--- Begin Data for this task ---
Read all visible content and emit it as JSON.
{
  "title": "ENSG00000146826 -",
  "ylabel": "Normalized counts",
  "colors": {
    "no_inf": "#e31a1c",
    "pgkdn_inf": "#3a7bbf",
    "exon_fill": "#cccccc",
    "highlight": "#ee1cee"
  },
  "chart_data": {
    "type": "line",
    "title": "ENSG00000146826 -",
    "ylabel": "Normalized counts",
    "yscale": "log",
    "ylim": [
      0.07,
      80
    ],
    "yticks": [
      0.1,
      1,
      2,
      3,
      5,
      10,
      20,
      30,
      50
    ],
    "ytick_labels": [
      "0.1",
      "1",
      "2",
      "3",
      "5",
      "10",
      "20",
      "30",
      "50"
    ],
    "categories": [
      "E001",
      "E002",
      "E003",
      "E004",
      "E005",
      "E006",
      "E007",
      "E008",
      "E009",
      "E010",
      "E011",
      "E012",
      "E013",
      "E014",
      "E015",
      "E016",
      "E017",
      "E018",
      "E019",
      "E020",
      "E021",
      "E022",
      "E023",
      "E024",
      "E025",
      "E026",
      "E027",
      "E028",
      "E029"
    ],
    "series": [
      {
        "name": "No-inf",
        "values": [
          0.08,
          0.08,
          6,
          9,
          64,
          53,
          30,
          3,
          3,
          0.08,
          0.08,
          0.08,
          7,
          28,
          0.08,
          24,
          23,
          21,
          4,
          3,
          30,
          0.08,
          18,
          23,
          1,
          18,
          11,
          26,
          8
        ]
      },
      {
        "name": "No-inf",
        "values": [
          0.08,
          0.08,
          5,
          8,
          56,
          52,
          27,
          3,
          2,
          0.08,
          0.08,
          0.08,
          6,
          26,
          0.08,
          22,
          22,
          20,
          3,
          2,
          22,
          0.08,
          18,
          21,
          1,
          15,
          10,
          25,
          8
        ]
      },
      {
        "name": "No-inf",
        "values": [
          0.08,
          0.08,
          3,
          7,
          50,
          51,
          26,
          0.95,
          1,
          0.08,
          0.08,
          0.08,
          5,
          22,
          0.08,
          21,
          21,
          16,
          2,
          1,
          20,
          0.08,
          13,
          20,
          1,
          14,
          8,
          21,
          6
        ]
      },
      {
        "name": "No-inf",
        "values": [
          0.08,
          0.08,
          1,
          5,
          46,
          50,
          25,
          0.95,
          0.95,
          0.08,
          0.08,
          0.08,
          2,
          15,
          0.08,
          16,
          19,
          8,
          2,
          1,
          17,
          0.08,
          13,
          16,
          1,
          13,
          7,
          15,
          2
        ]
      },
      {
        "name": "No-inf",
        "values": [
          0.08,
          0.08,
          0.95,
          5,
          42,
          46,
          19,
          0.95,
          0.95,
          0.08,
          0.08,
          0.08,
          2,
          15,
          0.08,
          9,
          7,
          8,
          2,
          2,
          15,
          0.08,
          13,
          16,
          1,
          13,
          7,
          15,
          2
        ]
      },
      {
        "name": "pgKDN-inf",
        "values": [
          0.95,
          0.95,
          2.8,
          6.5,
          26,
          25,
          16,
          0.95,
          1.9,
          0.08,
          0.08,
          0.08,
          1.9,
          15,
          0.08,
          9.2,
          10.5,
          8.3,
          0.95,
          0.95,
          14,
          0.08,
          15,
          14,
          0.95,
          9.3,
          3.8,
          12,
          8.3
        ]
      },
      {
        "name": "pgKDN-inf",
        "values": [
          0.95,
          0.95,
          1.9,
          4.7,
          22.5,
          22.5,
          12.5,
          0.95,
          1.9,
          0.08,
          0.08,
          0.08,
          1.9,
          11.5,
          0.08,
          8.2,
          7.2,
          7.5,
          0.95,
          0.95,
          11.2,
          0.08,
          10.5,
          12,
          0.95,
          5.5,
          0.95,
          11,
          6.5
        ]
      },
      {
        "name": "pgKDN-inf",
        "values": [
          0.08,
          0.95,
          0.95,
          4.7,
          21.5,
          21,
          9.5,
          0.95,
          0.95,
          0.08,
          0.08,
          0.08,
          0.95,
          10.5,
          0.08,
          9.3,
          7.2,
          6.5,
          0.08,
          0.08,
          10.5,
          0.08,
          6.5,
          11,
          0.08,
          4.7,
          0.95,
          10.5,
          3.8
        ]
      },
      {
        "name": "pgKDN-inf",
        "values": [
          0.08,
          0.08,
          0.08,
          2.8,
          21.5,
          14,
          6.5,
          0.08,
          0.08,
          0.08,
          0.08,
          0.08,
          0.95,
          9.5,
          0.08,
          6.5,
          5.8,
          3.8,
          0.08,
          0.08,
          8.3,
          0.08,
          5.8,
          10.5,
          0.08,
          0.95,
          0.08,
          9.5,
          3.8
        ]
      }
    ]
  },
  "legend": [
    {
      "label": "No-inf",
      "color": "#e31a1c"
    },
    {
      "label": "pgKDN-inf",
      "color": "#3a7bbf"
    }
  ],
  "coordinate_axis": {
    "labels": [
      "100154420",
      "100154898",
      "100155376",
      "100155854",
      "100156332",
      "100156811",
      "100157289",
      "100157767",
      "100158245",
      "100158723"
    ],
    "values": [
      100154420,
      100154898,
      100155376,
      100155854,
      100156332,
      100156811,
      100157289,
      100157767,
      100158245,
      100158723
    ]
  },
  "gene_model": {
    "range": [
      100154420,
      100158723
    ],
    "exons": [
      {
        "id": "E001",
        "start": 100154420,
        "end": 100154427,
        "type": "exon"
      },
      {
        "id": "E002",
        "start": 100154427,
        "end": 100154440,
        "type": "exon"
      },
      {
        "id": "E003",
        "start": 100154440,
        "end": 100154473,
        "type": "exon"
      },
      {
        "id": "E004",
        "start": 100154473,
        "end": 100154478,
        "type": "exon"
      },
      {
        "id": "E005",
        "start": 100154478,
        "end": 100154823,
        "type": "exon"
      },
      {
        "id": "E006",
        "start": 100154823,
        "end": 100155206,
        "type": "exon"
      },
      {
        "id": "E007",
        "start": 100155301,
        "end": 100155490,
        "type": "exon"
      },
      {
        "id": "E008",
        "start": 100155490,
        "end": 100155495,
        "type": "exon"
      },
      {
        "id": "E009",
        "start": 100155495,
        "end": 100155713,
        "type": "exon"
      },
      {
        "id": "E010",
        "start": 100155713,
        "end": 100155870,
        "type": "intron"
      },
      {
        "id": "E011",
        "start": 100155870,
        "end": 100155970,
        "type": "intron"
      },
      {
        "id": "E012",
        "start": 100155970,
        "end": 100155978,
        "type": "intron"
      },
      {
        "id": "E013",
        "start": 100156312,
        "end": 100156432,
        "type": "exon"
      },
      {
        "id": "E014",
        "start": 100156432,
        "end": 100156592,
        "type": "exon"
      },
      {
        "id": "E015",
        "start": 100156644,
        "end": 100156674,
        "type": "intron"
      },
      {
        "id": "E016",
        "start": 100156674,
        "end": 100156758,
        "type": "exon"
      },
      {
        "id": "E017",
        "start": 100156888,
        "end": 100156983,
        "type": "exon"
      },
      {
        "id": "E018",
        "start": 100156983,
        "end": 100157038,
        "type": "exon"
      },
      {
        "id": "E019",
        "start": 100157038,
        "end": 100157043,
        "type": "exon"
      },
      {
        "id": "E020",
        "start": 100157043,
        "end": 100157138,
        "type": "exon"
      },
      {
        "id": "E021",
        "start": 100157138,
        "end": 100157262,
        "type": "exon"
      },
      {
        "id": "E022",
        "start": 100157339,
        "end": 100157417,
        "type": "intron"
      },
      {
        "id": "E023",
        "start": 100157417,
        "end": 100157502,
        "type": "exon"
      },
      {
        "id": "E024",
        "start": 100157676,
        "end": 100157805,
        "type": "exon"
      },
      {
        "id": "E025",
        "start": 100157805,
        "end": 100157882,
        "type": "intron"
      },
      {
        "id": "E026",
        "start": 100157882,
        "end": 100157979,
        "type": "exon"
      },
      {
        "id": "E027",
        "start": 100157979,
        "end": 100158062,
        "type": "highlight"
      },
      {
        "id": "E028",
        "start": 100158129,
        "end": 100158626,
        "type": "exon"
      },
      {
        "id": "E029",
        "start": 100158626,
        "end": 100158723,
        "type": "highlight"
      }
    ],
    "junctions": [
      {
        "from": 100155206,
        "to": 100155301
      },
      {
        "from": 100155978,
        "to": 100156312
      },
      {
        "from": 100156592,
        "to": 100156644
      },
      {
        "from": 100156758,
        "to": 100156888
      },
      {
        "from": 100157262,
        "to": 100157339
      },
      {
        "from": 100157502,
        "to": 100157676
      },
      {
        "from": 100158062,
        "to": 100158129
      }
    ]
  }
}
--- End Data for this task ---
**Do this:** Return all the lines that contain the string "counts".

**Exercise solution:**
  "ylabel": "Normalized counts",
    "ylabel": "Normalized counts",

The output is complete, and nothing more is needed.